GIVEN TASK 1: Reproduce the part of the rotary tool patent that opens with the words containing "US 4100824 A" and closes with "of threaded members.", putting "contact surfaces" wherever "bearing surfaces" appears.
GIVEN TASK 2:
Using the rotary tool patent, answer these questions:
(a) How many notches are in each set around the opening?
(b) Which inch size is paired with 12 mm?
(c) What does B represent in the formula?
GIVEN TASK 3: According to the rotary tool patent, why does the tool's opening have two sets of notches?

— START OF TEXT BLOCK —

US 4100824 A
A rotary tool having an opening with a first set of peripheral notches providing bearing surfaces for engaging English size driving portions of threaded members and a second set of peripheral notches providing bearing surfaces for engaging metric size driving portions of threaded members.
1. A rotary tool for driving a threaded member such as a nut or bolt or the like having a head sized in either the English or the metric system, the tool having an opening for reception of the head of the threaded member, the opening having a first set of six notches equally spaced about its periphery and sized for engagement with the English-sized head of a threaded member, and having a second set of six notches interposed between the notches of the first set and sized for engagement with a metric-sized head of a threaded member, all of the notches being intersected by a plane normal to the axis of rotation of the tool, and the relationship of the English sized notches to the metric sized notches being given by the formula
SM = 0.79375B
wherein SM represents the number of millimeters in the metric system, and B is the number of 32nds of an inch in the English system, SM and B both being taken to nearest integers.
2. A rotary tool for driving a threaded member such as a nut or bolt or the like having a head sized in either the English or the metric system, the tool having an opening for reception of the head of the threaded member, the opening having a first set of six notches equally spaced about its periphery and sized for engagement with the English-sized head of a threaded member, and having a second set of six notches interposed between the notches of the first set and sized for engagement with a metric-sized head of a threaded member, all of the notches being intersected by a plane normal to the axis of rotation of the tool, and the notches sized in the metric system, expressed in millimeters, being paired with notches sized in the English system, expressed in inches, as follows:
5 mm paired with 3/16 inches
6 mm paired with 1/4 inches
7 mm paired with 9/32 inches
8 mm paired with 5/16 inches
9 mm paired with 11/32 inches
10 mm paired with 3/8 inches
11 mm paired with 7/16 inches
12 mm paired with 15/32 inches
13 mm paired with 1/2 inches
14 mm paired with 9/16 inches
15 mm paired with 19/32 inches
16mm paired with 5/8 inches
17 mm paired with 11/16 inches
18 mm paired with 23/32 inches
19 mm paired with 3/4 inches
20 mm paired with 25/32 inches
21 mm paired with 13/16 inches
22 mm paired with 7/8 inches
23 mm paired with 29/32 inches
24 mm paired with 15/16 inches
25 mm paired with 1 inches.

— END OF TEXT BLOCK —
— START OF DATA SECTION —

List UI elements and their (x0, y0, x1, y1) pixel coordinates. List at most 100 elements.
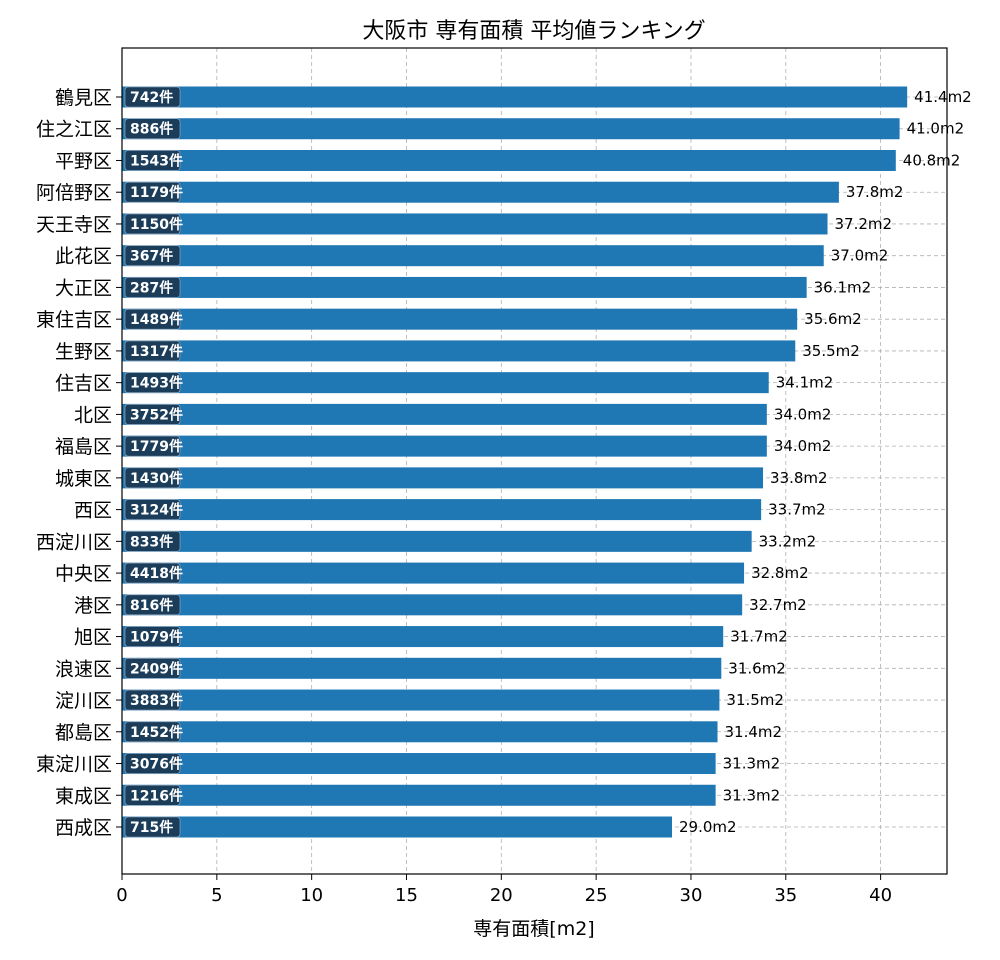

— END OF DATA SECTION —

RESULT 1:
US 4100824 A
A rotary tool having an opening with a first set of peripheral notches providing contact surfaces for engaging English size driving portions of threaded members and a second set of peripheral notches providing contact surfaces for engaging metric size driving portions of threaded members.

RESULT 2:
(a) Six.
(b) 15/32 inches.
(c) The number of 32nds of an inch in the English system.

RESULT 3: The tool is meant to drive a nut or bolt whose head is sized in either the English or the metric system. The first set of notches engages English-sized heads, and the second set, placed between them, engages metric-sized heads.